--- BEGIN EXERCISE INPUTS ---

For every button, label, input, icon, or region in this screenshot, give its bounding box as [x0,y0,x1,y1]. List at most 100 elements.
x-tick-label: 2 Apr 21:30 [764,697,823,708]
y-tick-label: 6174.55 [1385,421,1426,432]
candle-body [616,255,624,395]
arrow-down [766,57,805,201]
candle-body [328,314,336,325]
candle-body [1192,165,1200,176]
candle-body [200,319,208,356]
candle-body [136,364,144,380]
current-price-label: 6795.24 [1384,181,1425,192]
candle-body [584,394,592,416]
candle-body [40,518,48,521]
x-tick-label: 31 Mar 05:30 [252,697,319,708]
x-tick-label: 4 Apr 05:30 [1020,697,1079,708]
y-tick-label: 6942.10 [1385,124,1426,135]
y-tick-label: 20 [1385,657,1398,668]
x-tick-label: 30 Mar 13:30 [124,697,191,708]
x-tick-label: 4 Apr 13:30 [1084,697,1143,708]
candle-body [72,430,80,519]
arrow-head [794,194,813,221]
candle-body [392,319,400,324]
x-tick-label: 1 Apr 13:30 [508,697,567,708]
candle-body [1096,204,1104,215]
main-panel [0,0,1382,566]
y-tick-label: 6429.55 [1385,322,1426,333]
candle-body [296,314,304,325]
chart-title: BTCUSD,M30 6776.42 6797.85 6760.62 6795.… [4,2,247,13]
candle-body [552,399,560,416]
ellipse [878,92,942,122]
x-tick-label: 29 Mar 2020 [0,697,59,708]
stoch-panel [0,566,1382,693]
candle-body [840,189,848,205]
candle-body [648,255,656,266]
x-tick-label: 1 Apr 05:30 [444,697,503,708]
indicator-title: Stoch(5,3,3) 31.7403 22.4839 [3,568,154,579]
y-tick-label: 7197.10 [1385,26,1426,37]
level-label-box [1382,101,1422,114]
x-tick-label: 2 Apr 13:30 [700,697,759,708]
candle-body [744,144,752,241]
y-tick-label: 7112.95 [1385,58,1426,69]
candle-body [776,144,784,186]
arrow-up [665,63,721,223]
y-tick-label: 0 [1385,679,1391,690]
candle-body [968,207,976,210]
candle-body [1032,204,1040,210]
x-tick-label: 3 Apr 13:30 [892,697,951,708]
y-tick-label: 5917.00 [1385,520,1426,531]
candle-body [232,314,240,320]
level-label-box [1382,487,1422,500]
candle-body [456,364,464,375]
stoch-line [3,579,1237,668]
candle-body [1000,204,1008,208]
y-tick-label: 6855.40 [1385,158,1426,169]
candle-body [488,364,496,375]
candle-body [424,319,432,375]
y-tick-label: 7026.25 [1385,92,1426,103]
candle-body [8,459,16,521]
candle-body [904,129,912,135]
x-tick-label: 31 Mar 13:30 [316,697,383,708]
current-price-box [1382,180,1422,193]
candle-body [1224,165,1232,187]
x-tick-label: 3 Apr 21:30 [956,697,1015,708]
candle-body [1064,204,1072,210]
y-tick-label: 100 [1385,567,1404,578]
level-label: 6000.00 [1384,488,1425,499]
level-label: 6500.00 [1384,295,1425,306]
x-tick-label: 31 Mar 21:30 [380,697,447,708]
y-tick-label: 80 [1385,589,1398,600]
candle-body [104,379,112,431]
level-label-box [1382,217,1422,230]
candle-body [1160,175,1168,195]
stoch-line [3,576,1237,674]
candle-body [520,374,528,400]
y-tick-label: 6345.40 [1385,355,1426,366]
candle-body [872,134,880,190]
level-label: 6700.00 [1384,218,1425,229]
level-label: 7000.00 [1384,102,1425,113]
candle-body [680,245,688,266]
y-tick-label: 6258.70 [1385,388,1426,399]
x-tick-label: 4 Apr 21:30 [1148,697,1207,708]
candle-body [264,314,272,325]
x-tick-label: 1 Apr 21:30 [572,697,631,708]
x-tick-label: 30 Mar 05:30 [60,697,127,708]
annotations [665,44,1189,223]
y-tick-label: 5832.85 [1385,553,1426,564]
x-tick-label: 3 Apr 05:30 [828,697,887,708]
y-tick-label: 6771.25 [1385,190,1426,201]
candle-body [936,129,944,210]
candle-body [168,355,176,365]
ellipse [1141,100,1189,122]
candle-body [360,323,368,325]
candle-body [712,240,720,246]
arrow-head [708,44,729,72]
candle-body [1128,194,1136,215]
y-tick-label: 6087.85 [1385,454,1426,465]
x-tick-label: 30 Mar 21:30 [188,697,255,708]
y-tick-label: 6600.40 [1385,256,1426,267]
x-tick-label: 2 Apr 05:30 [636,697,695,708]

--- END EXERCISE INPUTS ---

Extract every line of the material above without alteration, keeping the original order.

For every button, label, input, icon, or region in this screenshot, give its bounding box as [x0,y0,x1,y1]. List at most 100 elements.
x-tick-label: 2 Apr 21:30 [764,697,823,708]
y-tick-label: 6174.55 [1385,421,1426,432]
candle-body [616,255,624,395]
arrow-down [766,57,805,201]
candle-body [328,314,336,325]
candle-body [1192,165,1200,176]
candle-body [200,319,208,356]
candle-body [136,364,144,380]
current-price-label: 6795.24 [1384,181,1425,192]
candle-body [584,394,592,416]
candle-body [40,518,48,521]
x-tick-label: 31 Mar 05:30 [252,697,319,708]
x-tick-label: 4 Apr 05:30 [1020,697,1079,708]
y-tick-label: 6942.10 [1385,124,1426,135]
y-tick-label: 20 [1385,657,1398,668]
x-tick-label: 30 Mar 13:30 [124,697,191,708]
x-tick-label: 4 Apr 13:30 [1084,697,1143,708]
candle-body [72,430,80,519]
arrow-head [794,194,813,221]
candle-body [392,319,400,324]
x-tick-label: 1 Apr 13:30 [508,697,567,708]
candle-body [1096,204,1104,215]
main-panel [0,0,1382,566]
y-tick-label: 6429.55 [1385,322,1426,333]
candle-body [296,314,304,325]
chart-title: BTCUSD,M30 6776.42 6797.85 6760.62 6795.… [4,2,247,13]
candle-body [552,399,560,416]
ellipse [878,92,942,122]
x-tick-label: 29 Mar 2020 [0,697,59,708]
stoch-panel [0,566,1382,693]
candle-body [840,189,848,205]
candle-body [648,255,656,266]
x-tick-label: 1 Apr 05:30 [444,697,503,708]
indicator-title: Stoch(5,3,3) 31.7403 22.4839 [3,568,154,579]
y-tick-label: 7197.10 [1385,26,1426,37]
level-label-box [1382,101,1422,114]
x-tick-label: 2 Apr 13:30 [700,697,759,708]
candle-body [744,144,752,241]
y-tick-label: 7112.95 [1385,58,1426,69]
candle-body [776,144,784,186]
arrow-up [665,63,721,223]
y-tick-label: 0 [1385,679,1391,690]
candle-body [968,207,976,210]
candle-body [1032,204,1040,210]
x-tick-label: 3 Apr 13:30 [892,697,951,708]
y-tick-label: 5917.00 [1385,520,1426,531]
candle-body [232,314,240,320]
level-label-box [1382,487,1422,500]
candle-body [456,364,464,375]
stoch-line [3,579,1237,668]
candle-body [1000,204,1008,208]
y-tick-label: 6855.40 [1385,158,1426,169]
candle-body [488,364,496,375]
candle-body [424,319,432,375]
y-tick-label: 7026.25 [1385,92,1426,103]
candle-body [8,459,16,521]
candle-body [904,129,912,135]
x-tick-label: 31 Mar 13:30 [316,697,383,708]
current-price-box [1382,180,1422,193]
candle-body [1224,165,1232,187]
x-tick-label: 3 Apr 21:30 [956,697,1015,708]
candle-body [1064,204,1072,210]
y-tick-label: 100 [1385,567,1404,578]
level-label: 6000.00 [1384,488,1425,499]
level-label: 6500.00 [1384,295,1425,306]
x-tick-label: 31 Mar 21:30 [380,697,447,708]
y-tick-label: 80 [1385,589,1398,600]
candle-body [104,379,112,431]
level-label-box [1382,217,1422,230]
candle-body [1160,175,1168,195]
stoch-line [3,576,1237,674]
candle-body [520,374,528,400]
y-tick-label: 6345.40 [1385,355,1426,366]
candle-body [872,134,880,190]
level-label: 6700.00 [1384,218,1425,229]
level-label: 7000.00 [1384,102,1425,113]
candle-body [680,245,688,266]
y-tick-label: 6258.70 [1385,388,1426,399]
x-tick-label: 4 Apr 21:30 [1148,697,1207,708]
candle-body [264,314,272,325]
x-tick-label: 1 Apr 21:30 [572,697,631,708]
x-tick-label: 30 Mar 05:30 [60,697,127,708]
annotations [665,44,1189,223]
y-tick-label: 5832.85 [1385,553,1426,564]
x-tick-label: 3 Apr 05:30 [828,697,887,708]
y-tick-label: 6771.25 [1385,190,1426,201]
candle-body [936,129,944,210]
candle-body [168,355,176,365]
ellipse [1141,100,1189,122]
candle-body [360,323,368,325]
candle-body [712,240,720,246]
arrow-head [708,44,729,72]
candle-body [1128,194,1136,215]
y-tick-label: 6087.85 [1385,454,1426,465]
x-tick-label: 30 Mar 21:30 [188,697,255,708]
y-tick-label: 6600.40 [1385,256,1426,267]
x-tick-label: 2 Apr 05:30 [636,697,695,708]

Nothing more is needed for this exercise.